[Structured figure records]
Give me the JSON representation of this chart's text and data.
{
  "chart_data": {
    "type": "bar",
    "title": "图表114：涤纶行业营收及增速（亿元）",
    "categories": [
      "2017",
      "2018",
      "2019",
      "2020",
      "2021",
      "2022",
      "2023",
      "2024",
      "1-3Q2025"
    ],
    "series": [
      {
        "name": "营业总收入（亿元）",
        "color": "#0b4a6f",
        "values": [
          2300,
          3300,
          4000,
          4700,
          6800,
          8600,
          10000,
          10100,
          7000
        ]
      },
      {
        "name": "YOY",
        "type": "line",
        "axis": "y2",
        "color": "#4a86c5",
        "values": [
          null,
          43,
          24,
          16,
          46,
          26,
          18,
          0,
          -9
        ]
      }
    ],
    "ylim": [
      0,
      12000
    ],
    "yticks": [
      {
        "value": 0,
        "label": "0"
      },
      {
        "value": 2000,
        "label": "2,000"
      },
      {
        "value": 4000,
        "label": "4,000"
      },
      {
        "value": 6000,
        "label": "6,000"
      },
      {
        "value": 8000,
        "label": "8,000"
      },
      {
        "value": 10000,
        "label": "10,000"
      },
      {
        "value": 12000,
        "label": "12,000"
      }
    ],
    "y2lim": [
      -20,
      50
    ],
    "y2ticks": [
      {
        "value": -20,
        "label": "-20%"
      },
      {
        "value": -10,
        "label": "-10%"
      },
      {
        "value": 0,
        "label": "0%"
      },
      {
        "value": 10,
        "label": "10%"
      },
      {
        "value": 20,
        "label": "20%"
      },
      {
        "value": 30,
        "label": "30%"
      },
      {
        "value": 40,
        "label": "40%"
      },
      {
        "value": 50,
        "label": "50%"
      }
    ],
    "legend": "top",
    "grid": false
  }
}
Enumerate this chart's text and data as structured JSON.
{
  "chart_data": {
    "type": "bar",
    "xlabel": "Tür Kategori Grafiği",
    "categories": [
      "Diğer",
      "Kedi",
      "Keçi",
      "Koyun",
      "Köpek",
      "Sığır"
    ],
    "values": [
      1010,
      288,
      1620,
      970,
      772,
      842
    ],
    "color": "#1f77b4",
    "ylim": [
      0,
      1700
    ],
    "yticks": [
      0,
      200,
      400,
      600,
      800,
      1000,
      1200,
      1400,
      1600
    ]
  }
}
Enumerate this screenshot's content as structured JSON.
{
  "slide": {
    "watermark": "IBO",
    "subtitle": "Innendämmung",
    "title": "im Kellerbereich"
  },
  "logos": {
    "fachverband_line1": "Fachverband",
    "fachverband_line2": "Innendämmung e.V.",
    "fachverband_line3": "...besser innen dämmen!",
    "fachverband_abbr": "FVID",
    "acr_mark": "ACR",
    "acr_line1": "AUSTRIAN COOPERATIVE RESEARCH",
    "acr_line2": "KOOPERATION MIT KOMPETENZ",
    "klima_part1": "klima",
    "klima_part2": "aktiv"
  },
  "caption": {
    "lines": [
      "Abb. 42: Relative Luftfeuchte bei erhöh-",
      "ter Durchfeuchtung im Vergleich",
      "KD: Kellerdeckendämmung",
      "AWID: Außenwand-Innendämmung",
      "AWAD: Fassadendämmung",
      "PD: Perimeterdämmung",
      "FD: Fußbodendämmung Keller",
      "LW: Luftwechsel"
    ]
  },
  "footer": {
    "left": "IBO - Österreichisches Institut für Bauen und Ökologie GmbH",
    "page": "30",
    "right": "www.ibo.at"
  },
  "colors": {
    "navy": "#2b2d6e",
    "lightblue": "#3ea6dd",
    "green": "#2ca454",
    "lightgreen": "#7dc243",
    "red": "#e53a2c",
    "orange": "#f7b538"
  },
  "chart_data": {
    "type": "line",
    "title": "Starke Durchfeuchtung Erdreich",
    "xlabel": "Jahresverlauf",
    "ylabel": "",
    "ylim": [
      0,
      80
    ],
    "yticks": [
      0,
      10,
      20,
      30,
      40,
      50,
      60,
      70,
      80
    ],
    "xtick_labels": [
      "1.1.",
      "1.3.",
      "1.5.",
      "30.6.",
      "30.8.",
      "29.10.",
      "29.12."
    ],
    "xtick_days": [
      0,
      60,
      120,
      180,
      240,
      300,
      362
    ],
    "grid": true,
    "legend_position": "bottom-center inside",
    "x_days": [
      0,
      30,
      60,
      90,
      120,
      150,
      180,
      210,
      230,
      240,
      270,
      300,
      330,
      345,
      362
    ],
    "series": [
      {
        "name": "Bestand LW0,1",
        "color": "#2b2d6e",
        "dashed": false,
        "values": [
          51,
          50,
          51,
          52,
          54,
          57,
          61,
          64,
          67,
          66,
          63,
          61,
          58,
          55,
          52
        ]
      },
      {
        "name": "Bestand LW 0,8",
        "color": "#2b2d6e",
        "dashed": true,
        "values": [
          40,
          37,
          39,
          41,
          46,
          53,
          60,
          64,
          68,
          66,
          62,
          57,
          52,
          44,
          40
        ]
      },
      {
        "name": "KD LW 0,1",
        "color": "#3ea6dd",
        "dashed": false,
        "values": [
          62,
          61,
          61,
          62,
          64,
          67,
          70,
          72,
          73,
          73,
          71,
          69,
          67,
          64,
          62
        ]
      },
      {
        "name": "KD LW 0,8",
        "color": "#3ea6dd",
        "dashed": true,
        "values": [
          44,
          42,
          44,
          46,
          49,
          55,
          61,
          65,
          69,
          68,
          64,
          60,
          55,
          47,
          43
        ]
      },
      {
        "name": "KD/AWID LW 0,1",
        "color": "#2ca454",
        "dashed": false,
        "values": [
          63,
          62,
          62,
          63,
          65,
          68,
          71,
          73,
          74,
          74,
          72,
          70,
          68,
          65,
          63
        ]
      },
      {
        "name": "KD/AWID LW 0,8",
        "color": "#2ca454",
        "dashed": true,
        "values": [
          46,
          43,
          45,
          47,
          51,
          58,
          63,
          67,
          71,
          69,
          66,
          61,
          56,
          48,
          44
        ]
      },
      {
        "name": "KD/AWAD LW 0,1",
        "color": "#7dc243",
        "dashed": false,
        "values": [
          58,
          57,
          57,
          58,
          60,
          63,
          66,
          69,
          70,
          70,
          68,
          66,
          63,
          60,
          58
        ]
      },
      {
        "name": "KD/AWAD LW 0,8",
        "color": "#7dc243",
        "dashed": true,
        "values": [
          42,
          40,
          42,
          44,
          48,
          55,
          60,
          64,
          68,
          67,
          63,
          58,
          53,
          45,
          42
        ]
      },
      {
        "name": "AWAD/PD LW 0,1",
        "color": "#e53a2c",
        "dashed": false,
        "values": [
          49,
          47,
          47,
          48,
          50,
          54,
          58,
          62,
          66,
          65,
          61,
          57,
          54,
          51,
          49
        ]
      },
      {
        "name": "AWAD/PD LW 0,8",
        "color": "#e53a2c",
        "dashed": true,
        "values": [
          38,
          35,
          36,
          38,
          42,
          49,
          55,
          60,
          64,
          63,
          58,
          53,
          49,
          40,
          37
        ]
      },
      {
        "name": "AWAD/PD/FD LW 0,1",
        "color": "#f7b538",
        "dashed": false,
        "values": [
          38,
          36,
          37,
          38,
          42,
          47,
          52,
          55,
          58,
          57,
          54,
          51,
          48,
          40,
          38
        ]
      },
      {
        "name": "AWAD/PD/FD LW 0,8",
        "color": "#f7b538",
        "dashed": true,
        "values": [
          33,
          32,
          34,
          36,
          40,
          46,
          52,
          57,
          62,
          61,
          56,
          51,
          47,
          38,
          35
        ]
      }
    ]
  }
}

(What you will do) Every line of the data above should be copied exactly.

(Exercise output)
Give me the JSON representation of this chart's text and data.
{
  "chart_data": {
    "type": "bar",
    "title": "图表114：涤纶行业营收及增速（亿元）",
    "categories": [
      "2017",
      "2018",
      "2019",
      "2020",
      "2021",
      "2022",
      "2023",
      "2024",
      "1-3Q2025"
    ],
    "series": [
      {
        "name": "营业总收入（亿元）",
        "color": "#0b4a6f",
        "values": [
          2300,
          3300,
          4000,
          4700,
          6800,
          8600,
          10000,
          10100,
          7000
        ]
      },
      {
        "name": "YOY",
        "type": "line",
        "axis": "y2",
        "color": "#4a86c5",
        "values": [
          null,
          43,
          24,
          16,
          46,
          26,
          18,
          0,
          -9
        ]
      }
    ],
    "ylim": [
      0,
      12000
    ],
    "yticks": [
      {
        "value": 0,
        "label": "0"
      },
      {
        "value": 2000,
        "label": "2,000"
      },
      {
        "value": 4000,
        "label": "4,000"
      },
      {
        "value": 6000,
        "label": "6,000"
      },
      {
        "value": 8000,
        "label": "8,000"
      },
      {
        "value": 10000,
        "label": "10,000"
      },
      {
        "value": 12000,
        "label": "12,000"
      }
    ],
    "y2lim": [
      -20,
      50
    ],
    "y2ticks": [
      {
        "value": -20,
        "label": "-20%"
      },
      {
        "value": -10,
        "label": "-10%"
      },
      {
        "value": 0,
        "label": "0%"
      },
      {
        "value": 10,
        "label": "10%"
      },
      {
        "value": 20,
        "label": "20%"
      },
      {
        "value": 30,
        "label": "30%"
      },
      {
        "value": 40,
        "label": "40%"
      },
      {
        "value": 50,
        "label": "50%"
      }
    ],
    "legend": "top",
    "grid": false
  }
}
Enumerate this chart's text and data as structured JSON.
{
  "chart_data": {
    "type": "bar",
    "xlabel": "Tür Kategori Grafiği",
    "categories": [
      "Diğer",
      "Kedi",
      "Keçi",
      "Koyun",
      "Köpek",
      "Sığır"
    ],
    "values": [
      1010,
      288,
      1620,
      970,
      772,
      842
    ],
    "color": "#1f77b4",
    "ylim": [
      0,
      1700
    ],
    "yticks": [
      0,
      200,
      400,
      600,
      800,
      1000,
      1200,
      1400,
      1600
    ]
  }
}
Enumerate this screenshot's content as structured JSON.
{
  "slide": {
    "watermark": "IBO",
    "subtitle": "Innendämmung",
    "title": "im Kellerbereich"
  },
  "logos": {
    "fachverband_line1": "Fachverband",
    "fachverband_line2": "Innendämmung e.V.",
    "fachverband_line3": "...besser innen dämmen!",
    "fachverband_abbr": "FVID",
    "acr_mark": "ACR",
    "acr_line1": "AUSTRIAN COOPERATIVE RESEARCH",
    "acr_line2": "KOOPERATION MIT KOMPETENZ",
    "klima_part1": "klima",
    "klima_part2": "aktiv"
  },
  "caption": {
    "lines": [
      "Abb. 42: Relative Luftfeuchte bei erhöh-",
      "ter Durchfeuchtung im Vergleich",
      "KD: Kellerdeckendämmung",
      "AWID: Außenwand-Innendämmung",
      "AWAD: Fassadendämmung",
      "PD: Perimeterdämmung",
      "FD: Fußbodendämmung Keller",
      "LW: Luftwechsel"
    ]
  },
  "footer": {
    "left": "IBO - Österreichisches Institut für Bauen und Ökologie GmbH",
    "page": "30",
    "right": "www.ibo.at"
  },
  "colors": {
    "navy": "#2b2d6e",
    "lightblue": "#3ea6dd",
    "green": "#2ca454",
    "lightgreen": "#7dc243",
    "red": "#e53a2c",
    "orange": "#f7b538"
  },
  "chart_data": {
    "type": "line",
    "title": "Starke Durchfeuchtung Erdreich",
    "xlabel": "Jahresverlauf",
    "ylabel": "",
    "ylim": [
      0,
      80
    ],
    "yticks": [
      0,
      10,
      20,
      30,
      40,
      50,
      60,
      70,
      80
    ],
    "xtick_labels": [
      "1.1.",
      "1.3.",
      "1.5.",
      "30.6.",
      "30.8.",
      "29.10.",
      "29.12."
    ],
    "xtick_days": [
      0,
      60,
      120,
      180,
      240,
      300,
      362
    ],
    "grid": true,
    "legend_position": "bottom-center inside",
    "x_days": [
      0,
      30,
      60,
      90,
      120,
      150,
      180,
      210,
      230,
      240,
      270,
      300,
      330,
      345,
      362
    ],
    "series": [
      {
        "name": "Bestand LW0,1",
        "color": "#2b2d6e",
        "dashed": false,
        "values": [
          51,
          50,
          51,
          52,
          54,
          57,
          61,
          64,
          67,
          66,
          63,
          61,
          58,
          55,
          52
        ]
      },
      {
        "name": "Bestand LW 0,8",
        "color": "#2b2d6e",
        "dashed": true,
        "values": [
          40,
          37,
          39,
          41,
          46,
          53,
          60,
          64,
          68,
          66,
          62,
          57,
          52,
          44,
          40
        ]
      },
      {
        "name": "KD LW 0,1",
        "color": "#3ea6dd",
        "dashed": false,
        "values": [
          62,
          61,
          61,
          62,
          64,
          67,
          70,
          72,
          73,
          73,
          71,
          69,
          67,
          64,
          62
        ]
      },
      {
        "name": "KD LW 0,8",
        "color": "#3ea6dd",
        "dashed": true,
        "values": [
          44,
          42,
          44,
          46,
          49,
          55,
          61,
          65,
          69,
          68,
          64,
          60,
          55,
          47,
          43
        ]
      },
      {
        "name": "KD/AWID LW 0,1",
        "color": "#2ca454",
        "dashed": false,
        "values": [
          63,
          62,
          62,
          63,
          65,
          68,
          71,
          73,
          74,
          74,
          72,
          70,
          68,
          65,
          63
        ]
      },
      {
        "name": "KD/AWID LW 0,8",
        "color": "#2ca454",
        "dashed": true,
        "values": [
          46,
          43,
          45,
          47,
          51,
          58,
          63,
          67,
          71,
          69,
          66,
          61,
          56,
          48,
          44
        ]
      },
      {
        "name": "KD/AWAD LW 0,1",
        "color": "#7dc243",
        "dashed": false,
        "values": [
          58,
          57,
          57,
          58,
          60,
          63,
          66,
          69,
          70,
          70,
          68,
          66,
          63,
          60,
          58
        ]
      },
      {
        "name": "KD/AWAD LW 0,8",
        "color": "#7dc243",
        "dashed": true,
        "values": [
          42,
          40,
          42,
          44,
          48,
          55,
          60,
          64,
          68,
          67,
          63,
          58,
          53,
          45,
          42
        ]
      },
      {
        "name": "AWAD/PD LW 0,1",
        "color": "#e53a2c",
        "dashed": false,
        "values": [
          49,
          47,
          47,
          48,
          50,
          54,
          58,
          62,
          66,
          65,
          61,
          57,
          54,
          51,
          49
        ]
      },
      {
        "name": "AWAD/PD LW 0,8",
        "color": "#e53a2c",
        "dashed": true,
        "values": [
          38,
          35,
          36,
          38,
          42,
          49,
          55,
          60,
          64,
          63,
          58,
          53,
          49,
          40,
          37
        ]
      },
      {
        "name": "AWAD/PD/FD LW 0,1",
        "color": "#f7b538",
        "dashed": false,
        "values": [
          38,
          36,
          37,
          38,
          42,
          47,
          52,
          55,
          58,
          57,
          54,
          51,
          48,
          40,
          38
        ]
      },
      {
        "name": "AWAD/PD/FD LW 0,8",
        "color": "#f7b538",
        "dashed": true,
        "values": [
          33,
          32,
          34,
          36,
          40,
          46,
          52,
          57,
          62,
          61,
          56,
          51,
          47,
          38,
          35
        ]
      }
    ]
  }
}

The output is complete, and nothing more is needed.